>>

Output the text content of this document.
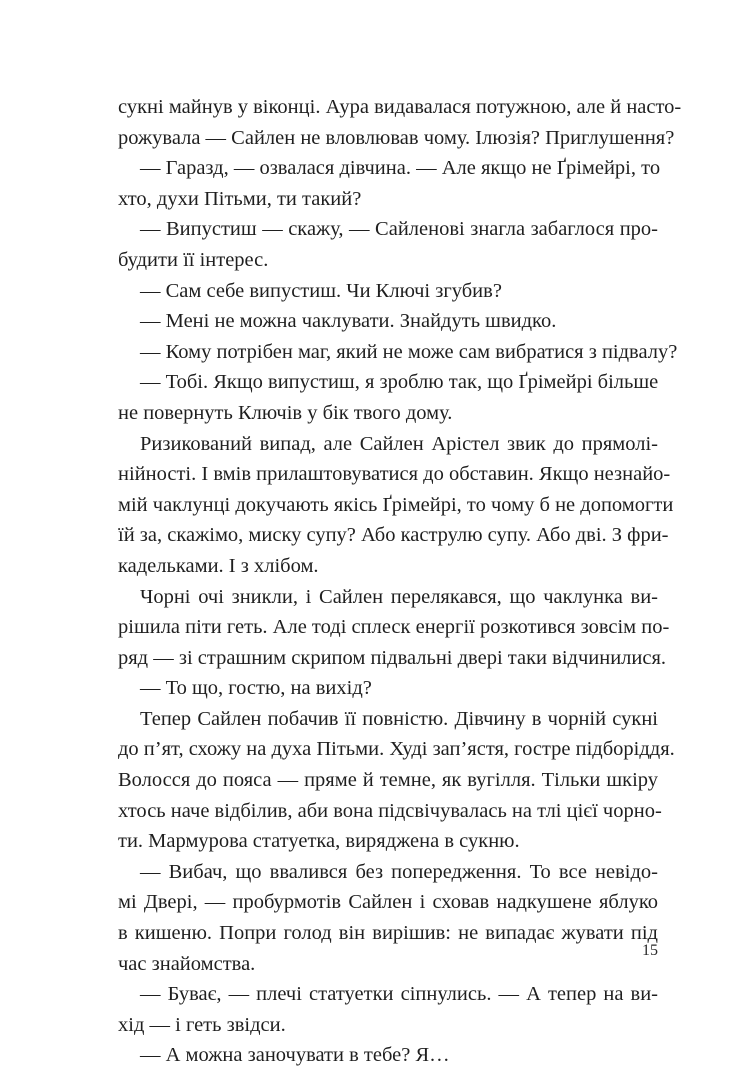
сукні майнув у віконці. Аура видавалася потужною, але й насто-
рожувала — Сайлен не вловлював чому. Ілюзія? Приглушення?
— Гаразд, — озвалася дівчина. — Але якщо не Ґрімейрі, то
хто, духи Пітьми, ти такий?
— Випустиш — скажу, — Сайленові знагла забаглося про-
будити її інтерес.
— Сам себе випустиш. Чи Ключі згубив?
— Мені не можна чаклувати. Знайдуть швидко.
— Кому потрібен маг, який не може сам вибратися з підвалу?
— Тобі. Якщо випустиш, я зроблю так, що Ґрімейрі більше
не повернуть Ключів у бік твого дому.
Ризикований випад, але Сайлен Арістел звик до прямолі-
нійності. І вмів прилаштовуватися до обставин. Якщо незнайо-
мій чаклунці докучають якісь Ґрімейрі, то чому б не допомогти
їй за, скажімо, миску супу? Або каструлю супу. Або дві. З фри-
кадельками. І з хлібом.
Чорні очі зникли, і Сайлен перелякався, що чаклунка ви-
рішила піти геть. Але тоді сплеск енергії розкотився зовсім по-
ряд — зі страшним скрипом підвальні двері таки відчинилися.
— То що, гостю, на вихід?
Тепер Сайлен побачив її повністю. Дівчину в чорній сукні
до п’ят, схожу на духа Пітьми. Худі зап’ястя, гостре підборіддя.
Волосся до пояса — пряме й темне, як вугілля. Тільки шкіру
хтось наче відбілив, аби вона підсвічувалась на тлі цієї чорно-
ти. Мармурова статуетка, виряджена в сукню.
— Вибач, що ввалився без попередження. То все невідо-
мі Двері, — пробурмотів Сайлен і сховав надкушене яблуко
в кишеню. Попри голод він вирішив: не випадає жувати під
час знайомства.
— Буває, — плечі статуетки сіпнулись. — А тепер на ви-
хід — і геть звідси.
— А можна заночувати в тебе? Я…
15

<<

Work to be completed ▸ Except for the pictures, copy the material above exactly.

Reply ▸
Output the text content of this document.
сукні майнув у віконці. Аура видавалася потужною, але й насто-
рожувала — Сайлен не вловлював чому. Ілюзія? Приглушення?
— Гаразд, — озвалася дівчина. — Але якщо не Ґрімейрі, то
хто, духи Пітьми, ти такий?
— Випустиш — скажу, — Сайленові знагла забаглося про-
будити її інтерес.
— Сам себе випустиш. Чи Ключі згубив?
— Мені не можна чаклувати. Знайдуть швидко.
— Кому потрібен маг, який не може сам вибратися з підвалу?
— Тобі. Якщо випустиш, я зроблю так, що Ґрімейрі більше
не повернуть Ключів у бік твого дому.
Ризикований випад, але Сайлен Арістел звик до прямолі-
нійності. І вмів прилаштовуватися до обставин. Якщо незнайо-
мій чаклунці докучають якісь Ґрімейрі, то чому б не допомогти
їй за, скажімо, миску супу? Або каструлю супу. Або дві. З фри-
кадельками. І з хлібом.
Чорні очі зникли, і Сайлен перелякався, що чаклунка ви-
рішила піти геть. Але тоді сплеск енергії розкотився зовсім по-
ряд — зі страшним скрипом підвальні двері таки відчинилися.
— То що, гостю, на вихід?
Тепер Сайлен побачив її повністю. Дівчину в чорній сукні
до п’ят, схожу на духа Пітьми. Худі зап’ястя, гостре підборіддя.
Волосся до пояса — пряме й темне, як вугілля. Тільки шкіру
хтось наче відбілив, аби вона підсвічувалась на тлі цієї чорно-
ти. Мармурова статуетка, виряджена в сукню.
— Вибач, що ввалився без попередження. То все невідо-
мі Двері, — пробурмотів Сайлен і сховав надкушене яблуко
в кишеню. Попри голод він вирішив: не випадає жувати під
час знайомства.
— Буває, — плечі статуетки сіпнулись. — А тепер на ви-
хід — і геть звідси.
— А можна заночувати в тебе? Я…
15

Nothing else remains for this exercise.